_Stated problem_
Below are records to repeat exactly. Omit the pictures from the copy.

_Records for this task_
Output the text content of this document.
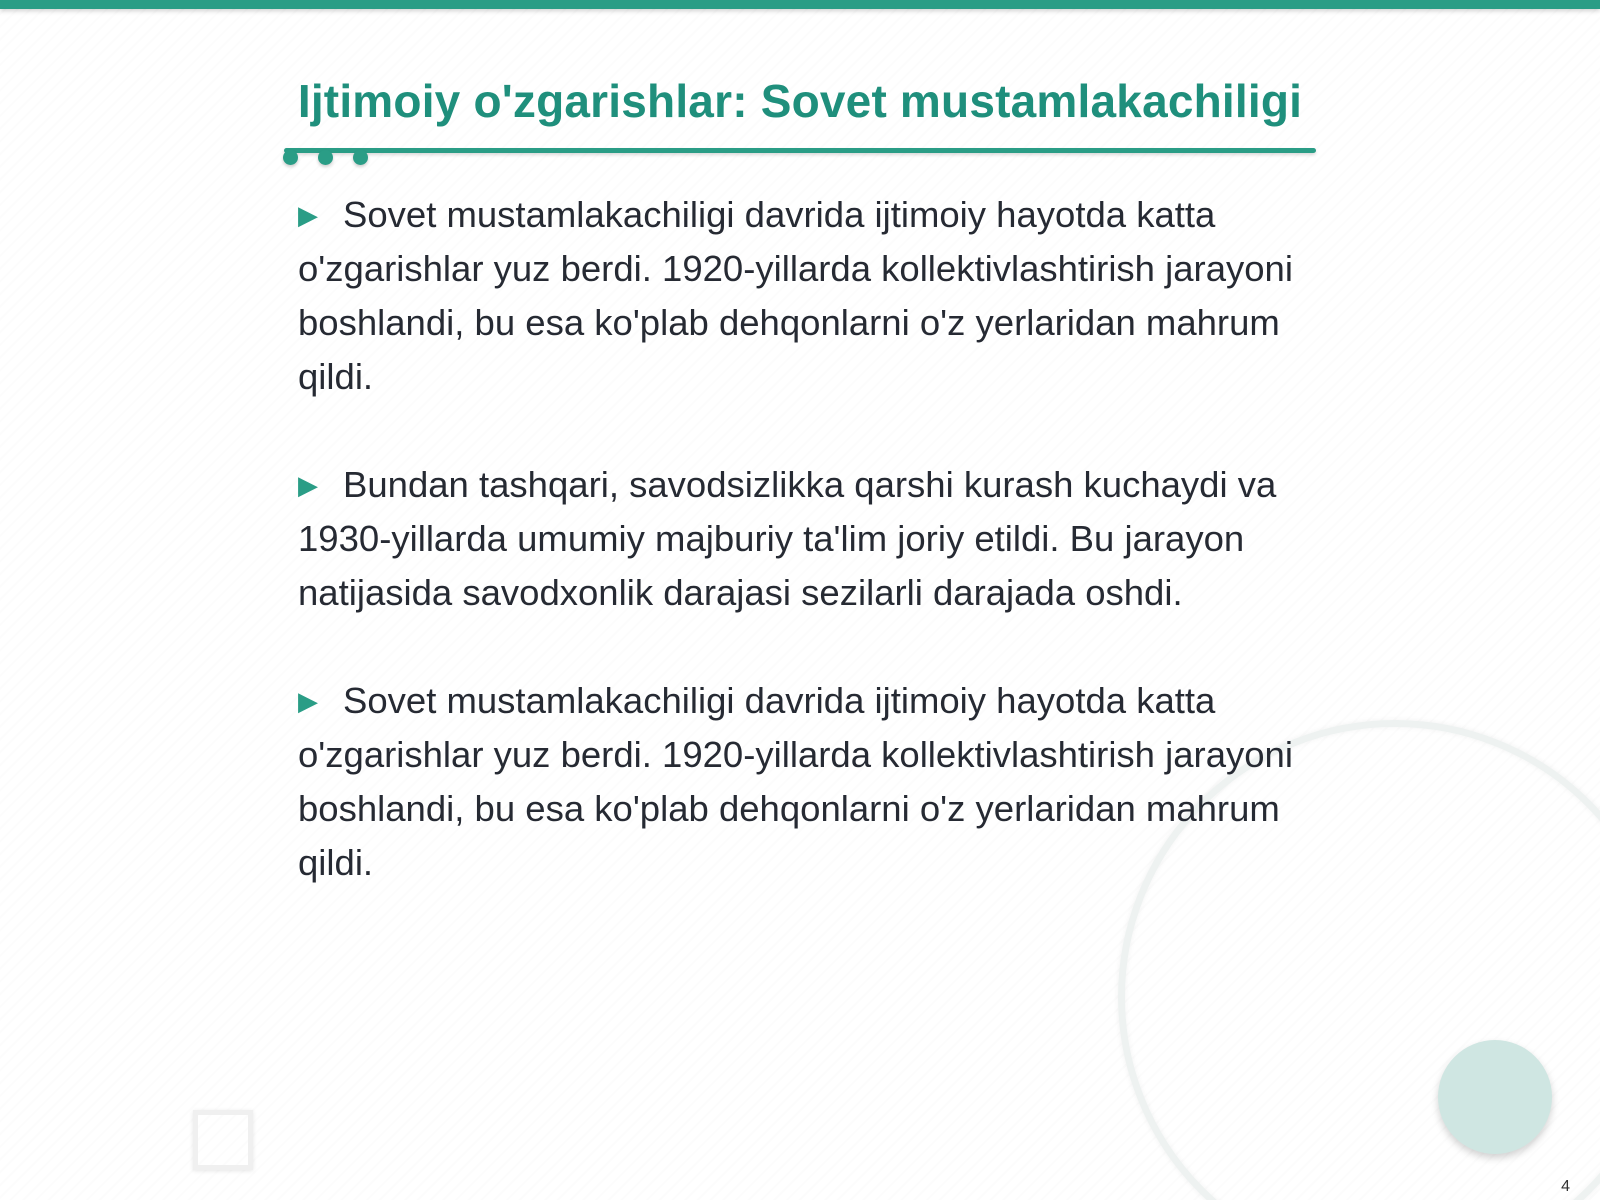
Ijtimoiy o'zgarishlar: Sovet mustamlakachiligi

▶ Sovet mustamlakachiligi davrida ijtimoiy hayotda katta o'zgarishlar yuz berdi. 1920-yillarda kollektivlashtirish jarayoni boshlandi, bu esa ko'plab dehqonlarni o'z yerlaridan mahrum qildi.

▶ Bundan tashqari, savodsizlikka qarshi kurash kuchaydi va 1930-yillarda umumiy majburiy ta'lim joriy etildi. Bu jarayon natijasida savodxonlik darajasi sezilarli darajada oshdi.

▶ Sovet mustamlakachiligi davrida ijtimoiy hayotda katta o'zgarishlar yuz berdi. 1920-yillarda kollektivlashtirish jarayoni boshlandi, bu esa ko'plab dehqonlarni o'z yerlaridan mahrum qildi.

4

_Task solution_
Output the text content of this document.
Ijtimoiy o'zgarishlar: Sovet mustamlakachiligi

▶ Sovet mustamlakachiligi davrida ijtimoiy hayotda katta o'zgarishlar yuz berdi. 1920-yillarda kollektivlashtirish jarayoni boshlandi, bu esa ko'plab dehqonlarni o'z yerlaridan mahrum qildi.

▶ Bundan tashqari, savodsizlikka qarshi kurash kuchaydi va 1930-yillarda umumiy majburiy ta'lim joriy etildi. Bu jarayon natijasida savodxonlik darajasi sezilarli darajada oshdi.

▶ Sovet mustamlakachiligi davrida ijtimoiy hayotda katta o'zgarishlar yuz berdi. 1920-yillarda kollektivlashtirish jarayoni boshlandi, bu esa ko'plab dehqonlarni o'z yerlaridan mahrum qildi.

4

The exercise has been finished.